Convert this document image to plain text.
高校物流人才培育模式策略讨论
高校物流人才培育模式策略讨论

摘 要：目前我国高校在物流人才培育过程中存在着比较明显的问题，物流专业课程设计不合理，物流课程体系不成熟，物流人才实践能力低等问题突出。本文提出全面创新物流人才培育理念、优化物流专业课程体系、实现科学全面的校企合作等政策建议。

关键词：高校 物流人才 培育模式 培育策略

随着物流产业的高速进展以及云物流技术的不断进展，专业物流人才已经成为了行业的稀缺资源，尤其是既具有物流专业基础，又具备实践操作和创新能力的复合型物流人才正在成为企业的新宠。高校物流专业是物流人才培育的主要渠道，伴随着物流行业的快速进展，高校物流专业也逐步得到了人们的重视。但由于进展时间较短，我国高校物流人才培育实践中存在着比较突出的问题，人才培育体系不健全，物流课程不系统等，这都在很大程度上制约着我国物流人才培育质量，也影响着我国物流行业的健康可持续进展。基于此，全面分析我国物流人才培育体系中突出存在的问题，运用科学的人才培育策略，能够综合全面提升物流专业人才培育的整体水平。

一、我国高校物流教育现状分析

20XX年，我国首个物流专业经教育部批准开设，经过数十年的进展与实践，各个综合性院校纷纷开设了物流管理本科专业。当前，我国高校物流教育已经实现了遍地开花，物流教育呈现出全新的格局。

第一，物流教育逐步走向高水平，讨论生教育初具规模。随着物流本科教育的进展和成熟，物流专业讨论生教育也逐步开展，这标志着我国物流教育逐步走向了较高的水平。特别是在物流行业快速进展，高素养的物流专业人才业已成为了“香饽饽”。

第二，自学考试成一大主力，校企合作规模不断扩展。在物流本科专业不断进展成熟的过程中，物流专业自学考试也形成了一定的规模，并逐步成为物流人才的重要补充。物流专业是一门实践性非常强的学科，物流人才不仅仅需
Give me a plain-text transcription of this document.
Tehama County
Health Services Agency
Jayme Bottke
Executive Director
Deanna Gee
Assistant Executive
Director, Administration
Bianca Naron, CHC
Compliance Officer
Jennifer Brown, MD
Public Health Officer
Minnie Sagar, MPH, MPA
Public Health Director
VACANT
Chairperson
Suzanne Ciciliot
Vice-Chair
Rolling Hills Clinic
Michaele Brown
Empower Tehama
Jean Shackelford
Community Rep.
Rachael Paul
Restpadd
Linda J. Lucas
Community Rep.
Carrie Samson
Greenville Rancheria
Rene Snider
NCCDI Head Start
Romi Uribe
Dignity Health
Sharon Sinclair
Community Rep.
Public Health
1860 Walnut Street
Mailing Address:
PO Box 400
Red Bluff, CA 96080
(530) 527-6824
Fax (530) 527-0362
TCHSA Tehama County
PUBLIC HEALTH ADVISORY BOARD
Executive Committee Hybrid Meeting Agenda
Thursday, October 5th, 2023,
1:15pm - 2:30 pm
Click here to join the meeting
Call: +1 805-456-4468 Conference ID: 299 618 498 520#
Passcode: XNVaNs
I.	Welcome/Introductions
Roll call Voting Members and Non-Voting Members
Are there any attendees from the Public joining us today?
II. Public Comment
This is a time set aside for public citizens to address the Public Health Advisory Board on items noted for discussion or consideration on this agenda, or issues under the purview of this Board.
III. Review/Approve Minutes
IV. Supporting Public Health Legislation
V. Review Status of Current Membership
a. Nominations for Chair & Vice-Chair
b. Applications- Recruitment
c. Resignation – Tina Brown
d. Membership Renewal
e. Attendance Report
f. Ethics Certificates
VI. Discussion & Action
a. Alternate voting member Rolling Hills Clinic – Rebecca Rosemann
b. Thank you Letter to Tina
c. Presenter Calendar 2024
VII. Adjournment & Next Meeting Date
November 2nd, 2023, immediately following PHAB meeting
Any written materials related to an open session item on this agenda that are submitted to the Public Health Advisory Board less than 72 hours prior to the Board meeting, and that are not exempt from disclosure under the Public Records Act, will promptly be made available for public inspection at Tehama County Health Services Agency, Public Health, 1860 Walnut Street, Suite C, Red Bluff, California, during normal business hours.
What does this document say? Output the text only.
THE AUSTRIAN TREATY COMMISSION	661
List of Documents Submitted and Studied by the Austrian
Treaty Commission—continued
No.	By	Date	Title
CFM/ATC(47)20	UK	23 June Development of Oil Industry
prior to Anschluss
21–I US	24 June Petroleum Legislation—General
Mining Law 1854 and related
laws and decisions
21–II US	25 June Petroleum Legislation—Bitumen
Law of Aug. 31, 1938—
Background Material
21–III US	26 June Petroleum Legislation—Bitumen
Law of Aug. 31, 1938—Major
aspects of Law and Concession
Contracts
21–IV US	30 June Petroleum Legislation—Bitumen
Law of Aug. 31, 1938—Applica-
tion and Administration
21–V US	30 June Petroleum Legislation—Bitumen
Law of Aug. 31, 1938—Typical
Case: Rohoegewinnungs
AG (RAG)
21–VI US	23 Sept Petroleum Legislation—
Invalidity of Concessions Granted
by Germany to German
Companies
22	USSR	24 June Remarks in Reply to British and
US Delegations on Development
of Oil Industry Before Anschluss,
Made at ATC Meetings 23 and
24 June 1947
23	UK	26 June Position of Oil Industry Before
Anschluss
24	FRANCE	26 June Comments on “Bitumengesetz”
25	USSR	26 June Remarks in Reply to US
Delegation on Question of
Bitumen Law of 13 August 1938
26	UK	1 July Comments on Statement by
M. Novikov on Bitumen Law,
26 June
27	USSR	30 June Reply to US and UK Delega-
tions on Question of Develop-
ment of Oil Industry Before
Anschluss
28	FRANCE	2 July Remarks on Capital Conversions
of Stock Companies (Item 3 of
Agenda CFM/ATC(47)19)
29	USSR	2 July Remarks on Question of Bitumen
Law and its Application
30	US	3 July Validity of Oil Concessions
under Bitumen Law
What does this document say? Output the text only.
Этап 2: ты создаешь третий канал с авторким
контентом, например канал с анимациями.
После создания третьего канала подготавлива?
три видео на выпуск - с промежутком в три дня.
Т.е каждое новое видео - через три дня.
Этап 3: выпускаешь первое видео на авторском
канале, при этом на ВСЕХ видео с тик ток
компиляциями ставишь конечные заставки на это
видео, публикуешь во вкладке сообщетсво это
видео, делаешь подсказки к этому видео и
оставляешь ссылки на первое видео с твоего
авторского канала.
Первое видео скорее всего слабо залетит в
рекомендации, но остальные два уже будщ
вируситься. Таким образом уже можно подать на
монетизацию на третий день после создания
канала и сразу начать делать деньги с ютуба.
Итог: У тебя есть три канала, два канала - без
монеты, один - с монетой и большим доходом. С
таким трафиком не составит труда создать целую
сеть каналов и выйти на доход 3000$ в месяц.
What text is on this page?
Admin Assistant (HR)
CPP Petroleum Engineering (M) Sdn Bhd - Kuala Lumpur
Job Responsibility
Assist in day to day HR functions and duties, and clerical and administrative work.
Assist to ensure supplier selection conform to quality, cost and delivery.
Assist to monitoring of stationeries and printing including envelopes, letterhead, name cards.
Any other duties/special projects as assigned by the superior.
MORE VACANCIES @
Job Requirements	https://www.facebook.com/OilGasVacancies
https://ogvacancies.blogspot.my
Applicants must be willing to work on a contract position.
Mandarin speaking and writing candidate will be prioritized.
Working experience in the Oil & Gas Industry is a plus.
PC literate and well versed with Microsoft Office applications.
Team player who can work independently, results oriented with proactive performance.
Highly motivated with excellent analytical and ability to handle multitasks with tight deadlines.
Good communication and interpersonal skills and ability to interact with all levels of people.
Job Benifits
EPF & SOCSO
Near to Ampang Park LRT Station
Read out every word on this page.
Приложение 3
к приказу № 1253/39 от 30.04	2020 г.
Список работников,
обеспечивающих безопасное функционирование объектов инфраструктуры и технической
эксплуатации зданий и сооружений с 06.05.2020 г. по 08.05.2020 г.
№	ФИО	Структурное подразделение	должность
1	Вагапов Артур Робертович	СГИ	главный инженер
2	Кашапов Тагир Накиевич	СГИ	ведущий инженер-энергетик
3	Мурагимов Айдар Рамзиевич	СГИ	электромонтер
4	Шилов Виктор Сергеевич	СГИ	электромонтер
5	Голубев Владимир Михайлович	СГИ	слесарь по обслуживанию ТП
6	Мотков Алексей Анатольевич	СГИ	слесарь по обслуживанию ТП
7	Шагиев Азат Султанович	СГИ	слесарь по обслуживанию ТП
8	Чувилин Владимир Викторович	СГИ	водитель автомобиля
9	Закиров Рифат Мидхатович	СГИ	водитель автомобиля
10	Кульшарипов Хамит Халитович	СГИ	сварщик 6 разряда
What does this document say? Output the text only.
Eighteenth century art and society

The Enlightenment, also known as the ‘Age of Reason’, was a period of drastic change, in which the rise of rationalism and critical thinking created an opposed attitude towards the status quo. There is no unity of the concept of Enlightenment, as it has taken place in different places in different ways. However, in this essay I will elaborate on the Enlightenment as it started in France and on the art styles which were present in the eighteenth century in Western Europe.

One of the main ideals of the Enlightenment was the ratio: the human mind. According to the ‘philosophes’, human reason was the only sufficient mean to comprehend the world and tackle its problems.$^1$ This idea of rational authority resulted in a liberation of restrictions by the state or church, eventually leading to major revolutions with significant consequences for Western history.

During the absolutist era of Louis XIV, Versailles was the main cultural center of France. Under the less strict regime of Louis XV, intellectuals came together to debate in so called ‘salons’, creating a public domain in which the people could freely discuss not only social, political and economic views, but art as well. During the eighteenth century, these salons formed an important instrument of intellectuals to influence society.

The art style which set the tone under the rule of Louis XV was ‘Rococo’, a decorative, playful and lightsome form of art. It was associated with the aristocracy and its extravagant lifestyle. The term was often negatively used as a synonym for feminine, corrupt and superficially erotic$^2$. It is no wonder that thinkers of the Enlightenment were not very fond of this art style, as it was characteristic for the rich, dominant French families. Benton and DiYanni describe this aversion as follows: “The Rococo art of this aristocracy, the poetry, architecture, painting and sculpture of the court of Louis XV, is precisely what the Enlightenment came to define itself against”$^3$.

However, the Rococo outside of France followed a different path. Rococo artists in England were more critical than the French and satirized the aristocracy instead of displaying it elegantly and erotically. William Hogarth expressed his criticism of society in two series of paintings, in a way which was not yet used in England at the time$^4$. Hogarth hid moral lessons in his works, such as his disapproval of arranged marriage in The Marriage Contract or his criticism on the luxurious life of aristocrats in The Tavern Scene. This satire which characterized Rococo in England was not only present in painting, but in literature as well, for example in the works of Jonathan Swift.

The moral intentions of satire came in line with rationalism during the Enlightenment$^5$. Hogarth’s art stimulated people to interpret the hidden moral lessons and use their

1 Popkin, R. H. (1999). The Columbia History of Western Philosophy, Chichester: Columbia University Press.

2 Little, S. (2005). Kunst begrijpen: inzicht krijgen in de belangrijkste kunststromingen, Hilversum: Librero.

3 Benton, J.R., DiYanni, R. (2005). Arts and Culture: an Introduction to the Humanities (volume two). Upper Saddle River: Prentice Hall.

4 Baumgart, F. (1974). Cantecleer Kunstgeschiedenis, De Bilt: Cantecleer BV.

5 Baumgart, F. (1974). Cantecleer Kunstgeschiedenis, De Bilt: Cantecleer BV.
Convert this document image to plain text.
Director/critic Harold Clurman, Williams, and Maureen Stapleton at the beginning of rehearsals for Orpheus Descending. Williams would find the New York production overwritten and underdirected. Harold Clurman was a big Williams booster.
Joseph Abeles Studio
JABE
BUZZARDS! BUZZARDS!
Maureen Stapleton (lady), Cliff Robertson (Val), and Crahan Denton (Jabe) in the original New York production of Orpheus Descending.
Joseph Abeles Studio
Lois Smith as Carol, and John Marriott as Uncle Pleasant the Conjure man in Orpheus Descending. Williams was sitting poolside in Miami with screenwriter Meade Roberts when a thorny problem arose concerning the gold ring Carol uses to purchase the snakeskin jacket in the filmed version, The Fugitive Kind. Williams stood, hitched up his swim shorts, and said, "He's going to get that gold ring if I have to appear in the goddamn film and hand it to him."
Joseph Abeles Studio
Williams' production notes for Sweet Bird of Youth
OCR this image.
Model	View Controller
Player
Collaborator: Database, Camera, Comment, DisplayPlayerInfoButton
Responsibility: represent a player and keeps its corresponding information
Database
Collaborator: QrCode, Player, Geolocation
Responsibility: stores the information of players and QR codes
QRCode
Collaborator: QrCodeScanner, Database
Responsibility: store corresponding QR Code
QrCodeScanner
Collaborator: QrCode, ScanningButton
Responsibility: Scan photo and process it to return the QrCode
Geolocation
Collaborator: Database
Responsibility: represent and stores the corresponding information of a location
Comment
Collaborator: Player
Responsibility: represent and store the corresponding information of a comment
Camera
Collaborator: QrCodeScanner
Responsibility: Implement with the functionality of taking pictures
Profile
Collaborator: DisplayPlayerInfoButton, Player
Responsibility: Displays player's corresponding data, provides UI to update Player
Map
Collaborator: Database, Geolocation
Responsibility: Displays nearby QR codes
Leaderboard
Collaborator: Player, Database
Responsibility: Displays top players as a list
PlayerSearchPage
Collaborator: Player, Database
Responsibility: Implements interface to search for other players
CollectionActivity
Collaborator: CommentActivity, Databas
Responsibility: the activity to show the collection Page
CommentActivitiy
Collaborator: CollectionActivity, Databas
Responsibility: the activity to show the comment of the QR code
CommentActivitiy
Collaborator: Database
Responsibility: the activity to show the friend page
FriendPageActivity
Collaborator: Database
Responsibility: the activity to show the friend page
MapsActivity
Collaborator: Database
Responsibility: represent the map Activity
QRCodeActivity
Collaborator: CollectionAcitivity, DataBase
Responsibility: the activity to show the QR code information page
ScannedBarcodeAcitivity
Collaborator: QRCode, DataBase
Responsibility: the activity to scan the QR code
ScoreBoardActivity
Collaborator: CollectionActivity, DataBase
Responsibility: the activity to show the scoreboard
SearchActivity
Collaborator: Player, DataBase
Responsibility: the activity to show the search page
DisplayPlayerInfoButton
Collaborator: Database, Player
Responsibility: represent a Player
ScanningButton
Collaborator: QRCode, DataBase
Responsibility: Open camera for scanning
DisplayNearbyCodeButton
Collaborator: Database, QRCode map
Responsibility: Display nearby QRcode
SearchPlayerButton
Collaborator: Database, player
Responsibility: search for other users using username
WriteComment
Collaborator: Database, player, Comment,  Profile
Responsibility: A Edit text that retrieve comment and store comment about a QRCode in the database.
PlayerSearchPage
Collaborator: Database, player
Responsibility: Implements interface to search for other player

[To do]: In the entries above, find every line with the word "Walnut" and list it.

[Result for this task]:
1860 Walnut Street
Any written materials related to an open session item on this agenda that are submitted to the Public Health Advisory Board less than 72 hours prior to the Board meeting, and that are not exempt from disclosure under the Public Records Act, will promptly be made available for public inspection at Tehama County Health Services Agency, Public Health, 1860 Walnut Street, Suite C, Red Bluff, California, during normal business hours.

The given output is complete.